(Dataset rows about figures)
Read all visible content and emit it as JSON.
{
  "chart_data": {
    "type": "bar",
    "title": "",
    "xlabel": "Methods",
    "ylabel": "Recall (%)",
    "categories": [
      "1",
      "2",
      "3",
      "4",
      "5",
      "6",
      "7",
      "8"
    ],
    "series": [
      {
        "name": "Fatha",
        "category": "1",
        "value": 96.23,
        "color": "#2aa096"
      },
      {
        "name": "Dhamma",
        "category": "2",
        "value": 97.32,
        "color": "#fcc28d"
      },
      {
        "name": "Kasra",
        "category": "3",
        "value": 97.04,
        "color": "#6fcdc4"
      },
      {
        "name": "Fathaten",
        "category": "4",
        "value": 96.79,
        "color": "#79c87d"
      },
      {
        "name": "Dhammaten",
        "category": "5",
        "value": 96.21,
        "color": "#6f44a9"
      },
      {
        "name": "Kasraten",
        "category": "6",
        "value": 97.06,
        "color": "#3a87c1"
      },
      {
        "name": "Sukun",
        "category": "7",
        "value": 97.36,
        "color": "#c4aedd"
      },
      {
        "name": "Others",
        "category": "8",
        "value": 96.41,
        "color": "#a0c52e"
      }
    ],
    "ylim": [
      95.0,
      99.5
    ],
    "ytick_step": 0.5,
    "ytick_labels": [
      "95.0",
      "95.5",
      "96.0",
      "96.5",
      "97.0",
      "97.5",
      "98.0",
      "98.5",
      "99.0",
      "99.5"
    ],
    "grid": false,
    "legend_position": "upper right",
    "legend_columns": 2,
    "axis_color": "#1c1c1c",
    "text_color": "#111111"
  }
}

# Stated goal
Find each line holding the string "category" and copy it out.

# Complete response
        "category": "1",
        "category": "2",
        "category": "3",
        "category": "4",
        "category": "5",
        "category": "6",
        "category": "7",
        "category": "8",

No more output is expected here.